* **Instructions to follow**: Each entry below is to be printed verbatim.

* **Material for this task**:

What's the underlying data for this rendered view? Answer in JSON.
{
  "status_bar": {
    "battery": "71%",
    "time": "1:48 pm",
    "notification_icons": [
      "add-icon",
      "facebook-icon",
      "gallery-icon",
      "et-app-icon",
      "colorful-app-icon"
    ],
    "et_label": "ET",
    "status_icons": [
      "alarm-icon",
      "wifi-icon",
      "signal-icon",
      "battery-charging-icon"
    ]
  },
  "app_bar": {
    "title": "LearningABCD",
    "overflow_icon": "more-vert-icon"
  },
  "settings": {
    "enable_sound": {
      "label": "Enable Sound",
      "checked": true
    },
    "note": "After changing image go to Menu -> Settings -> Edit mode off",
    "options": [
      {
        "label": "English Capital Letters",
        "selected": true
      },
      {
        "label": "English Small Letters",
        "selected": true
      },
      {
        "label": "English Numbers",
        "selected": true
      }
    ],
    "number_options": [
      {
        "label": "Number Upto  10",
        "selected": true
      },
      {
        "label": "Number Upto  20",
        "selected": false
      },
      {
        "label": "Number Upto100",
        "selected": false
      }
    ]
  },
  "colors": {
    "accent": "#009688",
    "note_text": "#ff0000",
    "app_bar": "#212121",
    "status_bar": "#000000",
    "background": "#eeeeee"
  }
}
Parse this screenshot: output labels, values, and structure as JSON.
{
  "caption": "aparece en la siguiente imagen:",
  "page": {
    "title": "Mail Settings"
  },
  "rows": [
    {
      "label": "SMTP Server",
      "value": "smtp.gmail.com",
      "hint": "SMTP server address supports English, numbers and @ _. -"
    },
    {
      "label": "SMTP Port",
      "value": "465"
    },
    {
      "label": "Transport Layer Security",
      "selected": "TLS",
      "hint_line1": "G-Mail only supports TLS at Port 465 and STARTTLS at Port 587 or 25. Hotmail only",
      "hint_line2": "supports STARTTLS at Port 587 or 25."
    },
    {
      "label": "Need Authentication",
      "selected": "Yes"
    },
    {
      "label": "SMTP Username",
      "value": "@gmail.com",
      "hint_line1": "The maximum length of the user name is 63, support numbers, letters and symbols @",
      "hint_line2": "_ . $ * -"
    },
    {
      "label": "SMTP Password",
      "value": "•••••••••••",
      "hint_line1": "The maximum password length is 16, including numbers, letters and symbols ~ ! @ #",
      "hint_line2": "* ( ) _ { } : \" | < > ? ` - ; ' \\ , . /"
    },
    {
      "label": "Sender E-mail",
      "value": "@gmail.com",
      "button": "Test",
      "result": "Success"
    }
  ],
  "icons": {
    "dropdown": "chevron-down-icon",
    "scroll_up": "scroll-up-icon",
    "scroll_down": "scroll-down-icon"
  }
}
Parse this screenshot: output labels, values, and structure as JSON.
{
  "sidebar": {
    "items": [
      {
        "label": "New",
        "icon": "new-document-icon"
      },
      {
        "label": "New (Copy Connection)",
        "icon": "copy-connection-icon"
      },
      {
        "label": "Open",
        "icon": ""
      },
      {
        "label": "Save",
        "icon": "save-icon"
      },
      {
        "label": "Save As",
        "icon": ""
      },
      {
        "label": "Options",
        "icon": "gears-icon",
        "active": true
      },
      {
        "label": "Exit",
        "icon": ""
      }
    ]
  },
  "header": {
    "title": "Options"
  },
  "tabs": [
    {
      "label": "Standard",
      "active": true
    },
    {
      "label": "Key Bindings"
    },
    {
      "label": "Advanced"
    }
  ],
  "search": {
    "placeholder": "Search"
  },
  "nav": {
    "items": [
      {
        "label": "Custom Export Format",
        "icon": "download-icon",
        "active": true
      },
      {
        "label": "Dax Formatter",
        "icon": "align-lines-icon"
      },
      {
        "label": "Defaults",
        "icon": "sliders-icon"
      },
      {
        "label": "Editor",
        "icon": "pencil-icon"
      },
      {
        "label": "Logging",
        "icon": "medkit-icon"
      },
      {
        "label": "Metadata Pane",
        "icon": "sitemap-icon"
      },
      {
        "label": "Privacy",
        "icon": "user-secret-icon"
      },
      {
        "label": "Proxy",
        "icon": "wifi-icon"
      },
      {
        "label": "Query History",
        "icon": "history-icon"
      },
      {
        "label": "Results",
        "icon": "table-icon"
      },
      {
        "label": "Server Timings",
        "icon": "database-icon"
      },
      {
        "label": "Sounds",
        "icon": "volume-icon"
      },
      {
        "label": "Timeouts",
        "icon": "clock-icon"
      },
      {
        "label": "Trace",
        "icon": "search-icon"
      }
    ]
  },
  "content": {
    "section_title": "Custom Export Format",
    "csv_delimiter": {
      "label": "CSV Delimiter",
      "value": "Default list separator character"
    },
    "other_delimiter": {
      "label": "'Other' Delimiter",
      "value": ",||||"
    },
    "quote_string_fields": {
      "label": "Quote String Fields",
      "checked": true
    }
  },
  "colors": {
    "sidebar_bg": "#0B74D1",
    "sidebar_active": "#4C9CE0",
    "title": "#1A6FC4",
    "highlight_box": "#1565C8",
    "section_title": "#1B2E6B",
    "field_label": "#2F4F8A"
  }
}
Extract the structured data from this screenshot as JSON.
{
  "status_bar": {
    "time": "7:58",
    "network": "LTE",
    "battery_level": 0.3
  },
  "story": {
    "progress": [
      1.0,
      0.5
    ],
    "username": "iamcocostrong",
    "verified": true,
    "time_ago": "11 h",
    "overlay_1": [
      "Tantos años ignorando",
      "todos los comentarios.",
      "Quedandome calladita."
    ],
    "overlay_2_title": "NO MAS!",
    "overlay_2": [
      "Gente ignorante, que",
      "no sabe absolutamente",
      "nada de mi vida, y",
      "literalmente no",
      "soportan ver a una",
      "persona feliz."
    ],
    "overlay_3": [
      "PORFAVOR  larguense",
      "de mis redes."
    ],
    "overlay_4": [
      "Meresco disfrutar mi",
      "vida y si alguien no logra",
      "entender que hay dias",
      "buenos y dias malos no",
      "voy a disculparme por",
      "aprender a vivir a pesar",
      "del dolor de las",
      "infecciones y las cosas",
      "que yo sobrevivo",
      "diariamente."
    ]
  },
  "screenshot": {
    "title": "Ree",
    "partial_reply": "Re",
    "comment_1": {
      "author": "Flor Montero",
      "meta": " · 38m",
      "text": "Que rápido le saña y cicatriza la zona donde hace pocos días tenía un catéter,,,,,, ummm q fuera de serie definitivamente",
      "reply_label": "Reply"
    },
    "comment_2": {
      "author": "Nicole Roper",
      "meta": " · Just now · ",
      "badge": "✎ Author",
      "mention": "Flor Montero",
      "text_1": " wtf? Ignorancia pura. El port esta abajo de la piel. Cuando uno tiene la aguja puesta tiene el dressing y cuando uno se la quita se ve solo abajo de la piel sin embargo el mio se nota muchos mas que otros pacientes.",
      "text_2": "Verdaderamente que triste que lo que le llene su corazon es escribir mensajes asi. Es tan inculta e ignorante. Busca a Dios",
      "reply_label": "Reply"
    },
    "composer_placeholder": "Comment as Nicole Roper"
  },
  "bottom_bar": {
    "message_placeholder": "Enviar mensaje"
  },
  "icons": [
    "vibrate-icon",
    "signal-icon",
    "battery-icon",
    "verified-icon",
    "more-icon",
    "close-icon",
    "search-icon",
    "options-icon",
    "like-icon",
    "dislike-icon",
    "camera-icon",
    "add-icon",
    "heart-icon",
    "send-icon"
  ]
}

* **Exercise response**:
What's the underlying data for this rendered view? Answer in JSON.
{
  "status_bar": {
    "battery": "71%",
    "time": "1:48 pm",
    "notification_icons": [
      "add-icon",
      "facebook-icon",
      "gallery-icon",
      "et-app-icon",
      "colorful-app-icon"
    ],
    "et_label": "ET",
    "status_icons": [
      "alarm-icon",
      "wifi-icon",
      "signal-icon",
      "battery-charging-icon"
    ]
  },
  "app_bar": {
    "title": "LearningABCD",
    "overflow_icon": "more-vert-icon"
  },
  "settings": {
    "enable_sound": {
      "label": "Enable Sound",
      "checked": true
    },
    "note": "After changing image go to Menu -> Settings -> Edit mode off",
    "options": [
      {
        "label": "English Capital Letters",
        "selected": true
      },
      {
        "label": "English Small Letters",
        "selected": true
      },
      {
        "label": "English Numbers",
        "selected": true
      }
    ],
    "number_options": [
      {
        "label": "Number Upto  10",
        "selected": true
      },
      {
        "label": "Number Upto  20",
        "selected": false
      },
      {
        "label": "Number Upto100",
        "selected": false
      }
    ]
  },
  "colors": {
    "accent": "#009688",
    "note_text": "#ff0000",
    "app_bar": "#212121",
    "status_bar": "#000000",
    "background": "#eeeeee"
  }
}
Parse this screenshot: output labels, values, and structure as JSON.
{
  "caption": "aparece en la siguiente imagen:",
  "page": {
    "title": "Mail Settings"
  },
  "rows": [
    {
      "label": "SMTP Server",
      "value": "smtp.gmail.com",
      "hint": "SMTP server address supports English, numbers and @ _. -"
    },
    {
      "label": "SMTP Port",
      "value": "465"
    },
    {
      "label": "Transport Layer Security",
      "selected": "TLS",
      "hint_line1": "G-Mail only supports TLS at Port 465 and STARTTLS at Port 587 or 25. Hotmail only",
      "hint_line2": "supports STARTTLS at Port 587 or 25."
    },
    {
      "label": "Need Authentication",
      "selected": "Yes"
    },
    {
      "label": "SMTP Username",
      "value": "@gmail.com",
      "hint_line1": "The maximum length of the user name is 63, support numbers, letters and symbols @",
      "hint_line2": "_ . $ * -"
    },
    {
      "label": "SMTP Password",
      "value": "•••••••••••",
      "hint_line1": "The maximum password length is 16, including numbers, letters and symbols ~ ! @ #",
      "hint_line2": "* ( ) _ { } : \" | < > ? ` - ; ' \\ , . /"
    },
    {
      "label": "Sender E-mail",
      "value": "@gmail.com",
      "button": "Test",
      "result": "Success"
    }
  ],
  "icons": {
    "dropdown": "chevron-down-icon",
    "scroll_up": "scroll-up-icon",
    "scroll_down": "scroll-down-icon"
  }
}
Parse this screenshot: output labels, values, and structure as JSON.
{
  "sidebar": {
    "items": [
      {
        "label": "New",
        "icon": "new-document-icon"
      },
      {
        "label": "New (Copy Connection)",
        "icon": "copy-connection-icon"
      },
      {
        "label": "Open",
        "icon": ""
      },
      {
        "label": "Save",
        "icon": "save-icon"
      },
      {
        "label": "Save As",
        "icon": ""
      },
      {
        "label": "Options",
        "icon": "gears-icon",
        "active": true
      },
      {
        "label": "Exit",
        "icon": ""
      }
    ]
  },
  "header": {
    "title": "Options"
  },
  "tabs": [
    {
      "label": "Standard",
      "active": true
    },
    {
      "label": "Key Bindings"
    },
    {
      "label": "Advanced"
    }
  ],
  "search": {
    "placeholder": "Search"
  },
  "nav": {
    "items": [
      {
        "label": "Custom Export Format",
        "icon": "download-icon",
        "active": true
      },
      {
        "label": "Dax Formatter",
        "icon": "align-lines-icon"
      },
      {
        "label": "Defaults",
        "icon": "sliders-icon"
      },
      {
        "label": "Editor",
        "icon": "pencil-icon"
      },
      {
        "label": "Logging",
        "icon": "medkit-icon"
      },
      {
        "label": "Metadata Pane",
        "icon": "sitemap-icon"
      },
      {
        "label": "Privacy",
        "icon": "user-secret-icon"
      },
      {
        "label": "Proxy",
        "icon": "wifi-icon"
      },
      {
        "label": "Query History",
        "icon": "history-icon"
      },
      {
        "label": "Results",
        "icon": "table-icon"
      },
      {
        "label": "Server Timings",
        "icon": "database-icon"
      },
      {
        "label": "Sounds",
        "icon": "volume-icon"
      },
      {
        "label": "Timeouts",
        "icon": "clock-icon"
      },
      {
        "label": "Trace",
        "icon": "search-icon"
      }
    ]
  },
  "content": {
    "section_title": "Custom Export Format",
    "csv_delimiter": {
      "label": "CSV Delimiter",
      "value": "Default list separator character"
    },
    "other_delimiter": {
      "label": "'Other' Delimiter",
      "value": ",||||"
    },
    "quote_string_fields": {
      "label": "Quote String Fields",
      "checked": true
    }
  },
  "colors": {
    "sidebar_bg": "#0B74D1",
    "sidebar_active": "#4C9CE0",
    "title": "#1A6FC4",
    "highlight_box": "#1565C8",
    "section_title": "#1B2E6B",
    "field_label": "#2F4F8A"
  }
}
Extract the structured data from this screenshot as JSON.
{
  "status_bar": {
    "time": "7:58",
    "network": "LTE",
    "battery_level": 0.3
  },
  "story": {
    "progress": [
      1.0,
      0.5
    ],
    "username": "iamcocostrong",
    "verified": true,
    "time_ago": "11 h",
    "overlay_1": [
      "Tantos años ignorando",
      "todos los comentarios.",
      "Quedandome calladita."
    ],
    "overlay_2_title": "NO MAS!",
    "overlay_2": [
      "Gente ignorante, que",
      "no sabe absolutamente",
      "nada de mi vida, y",
      "literalmente no",
      "soportan ver a una",
      "persona feliz."
    ],
    "overlay_3": [
      "PORFAVOR  larguense",
      "de mis redes."
    ],
    "overlay_4": [
      "Meresco disfrutar mi",
      "vida y si alguien no logra",
      "entender que hay dias",
      "buenos y dias malos no",
      "voy a disculparme por",
      "aprender a vivir a pesar",
      "del dolor de las",
      "infecciones y las cosas",
      "que yo sobrevivo",
      "diariamente."
    ]
  },
  "screenshot": {
    "title": "Ree",
    "partial_reply": "Re",
    "comment_1": {
      "author": "Flor Montero",
      "meta": " · 38m",
      "text": "Que rápido le saña y cicatriza la zona donde hace pocos días tenía un catéter,,,,,, ummm q fuera de serie definitivamente",
      "reply_label": "Reply"
    },
    "comment_2": {
      "author": "Nicole Roper",
      "meta": " · Just now · ",
      "badge": "✎ Author",
      "mention": "Flor Montero",
      "text_1": " wtf? Ignorancia pura. El port esta abajo de la piel. Cuando uno tiene la aguja puesta tiene el dressing y cuando uno se la quita se ve solo abajo de la piel sin embargo el mio se nota muchos mas que otros pacientes.",
      "text_2": "Verdaderamente que triste que lo que le llene su corazon es escribir mensajes asi. Es tan inculta e ignorante. Busca a Dios",
      "reply_label": "Reply"
    },
    "composer_placeholder": "Comment as Nicole Roper"
  },
  "bottom_bar": {
    "message_placeholder": "Enviar mensaje"
  },
  "icons": [
    "vibrate-icon",
    "signal-icon",
    "battery-icon",
    "verified-icon",
    "more-icon",
    "close-icon",
    "search-icon",
    "options-icon",
    "like-icon",
    "dislike-icon",
    "camera-icon",
    "add-icon",
    "heart-icon",
    "send-icon"
  ]
}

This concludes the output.